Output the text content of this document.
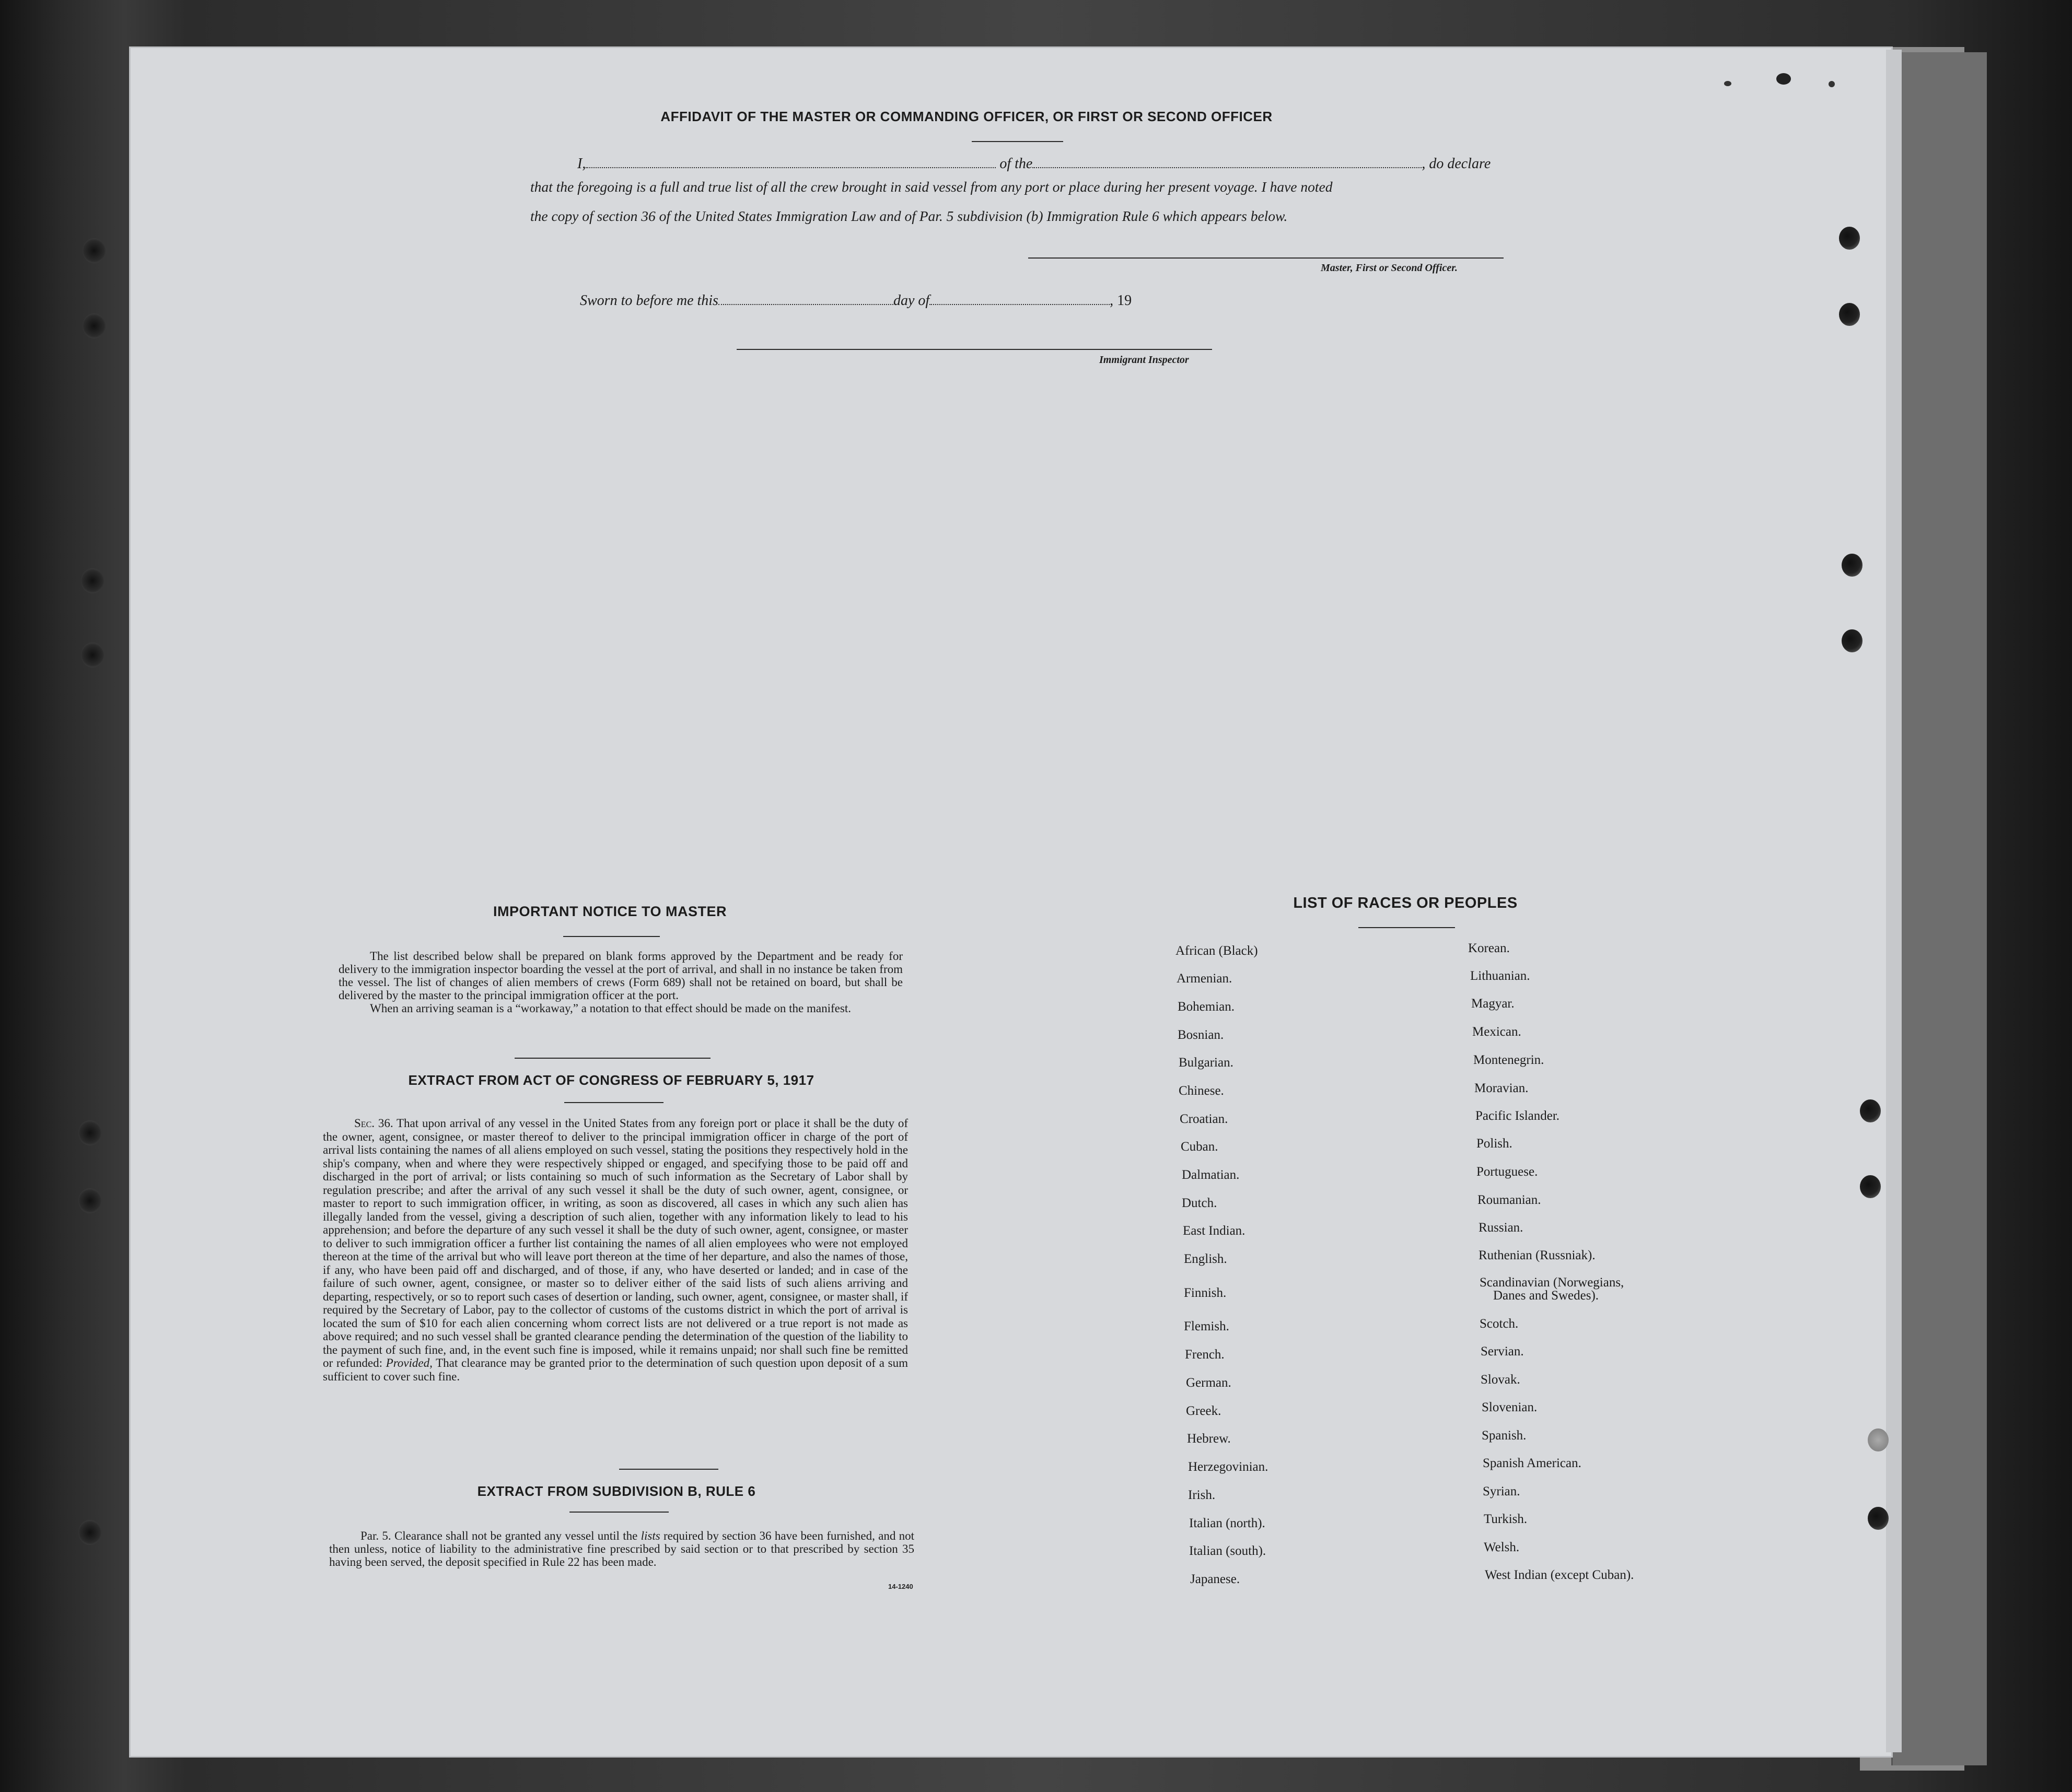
AFFIDAVIT OF THE MASTER OR COMMANDING OFFICER, OR FIRST OR SECOND OFFICER
I,	of the	, do declare
that the foregoing is a full and true list of all the crew brought in said vessel from any port or place during her present voyage. I have noted
the copy of section 36 of the United States Immigration Law and of Par. 5 subdivision (b) Immigration Rule 6 which appears below.
Master, First or Second Officer.
Sworn to before me this	day of	, 19
Immigrant Inspector
IMPORTANT NOTICE TO MASTER

The list described below shall be prepared on blank forms approved by the Department and be ready for delivery to the immigration inspector boarding the vessel at the port of arrival, and shall in no instance be taken from the vessel. The list of changes of alien members of crews (Form 689) shall not be retained on board, but shall be delivered by the master to the principal immigration officer at the port.

When an arriving seaman is a “workaway,” a notation to that effect should be made on the manifest.

EXTRACT FROM ACT OF CONGRESS OF FEBRUARY 5, 1917

Sec. 36. That upon arrival of any vessel in the United States from any foreign port or place it shall be the duty of the owner, agent, consignee, or master thereof to deliver to the principal immigration officer in charge of the port of arrival lists containing the names of all aliens employed on such vessel, stating the positions they respectively hold in the ship's company, when and where they were respectively shipped or engaged, and specifying those to be paid off and discharged in the port of arrival; or lists containing so much of such information as the Secretary of Labor shall by regulation prescribe; and after the arrival of any such vessel it shall be the duty of such owner, agent, consignee, or master to report to such immigration officer, in writing, as soon as discovered, all cases in which any such alien has illegally landed from the vessel, giving a description of such alien, together with any information likely to lead to his apprehension; and before the departure of any such vessel it shall be the duty of such owner, agent, consignee, or master to deliver to such immigration officer a further list containing the names of all alien employees who were not employed thereon at the time of the arrival but who will leave port thereon at the time of her departure, and also the names of those, if any, who have been paid off and discharged, and of those, if any, who have deserted or landed; and in case of the failure of such owner, agent, consignee, or master so to deliver either of the said lists of such aliens arriving and departing, respectively, or so to report such cases of desertion or landing, such owner, agent, consignee, or master shall, if required by the Secretary of Labor, pay to the collector of customs of the customs district in which the port of arrival is located the sum of $10 for each alien concerning whom correct lists are not delivered or a true report is not made as above required; and no such vessel shall be granted clearance pending the determination of the question of the liability to the payment of such fine, and, in the event such fine is imposed, while it remains unpaid; nor shall such fine be remitted or refunded: Provided, That clearance may be granted prior to the determination of such question upon deposit of a sum sufficient to cover such fine.

EXTRACT FROM SUBDIVISION B, RULE 6

Par. 5. Clearance shall not be granted any vessel until the lists required by section 36 have been furnished, and not then unless, notice of liability to the administrative fine prescribed by said section or to that prescribed by section 35 having been served, the deposit specified in Rule 22 has been made.

14-1240
LIST OF RACES OR PEOPLES
African (Black)
Armenian.
Bohemian.
Bosnian.
Bulgarian.
Chinese.
Croatian.
Cuban.
Dalmatian.
Dutch.
East Indian.
English.
Finnish.
Flemish.
French.
German.
Greek.
Hebrew.
Herzegovinian.
Irish.
Italian (north).
Italian (south).
Japanese.
Korean.
Lithuanian.
Magyar.
Mexican.
Montenegrin.
Moravian.
Pacific Islander.
Polish.
Portuguese.
Roumanian.
Russian.
Ruthenian (Russniak).
Scandinavian (Norwegians,
Danes and Swedes).
Scotch.
Servian.
Slovak.
Slovenian.
Spanish.
Spanish American.
Syrian.
Turkish.
Welsh.
West Indian (except Cuban).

____

**SET EXERCISE:** From the listing above, copy all lines holding the word "this".

**WRITTEN RESPONSE:**
Output the text content of this document.
Sworn to before me this	day of	, 19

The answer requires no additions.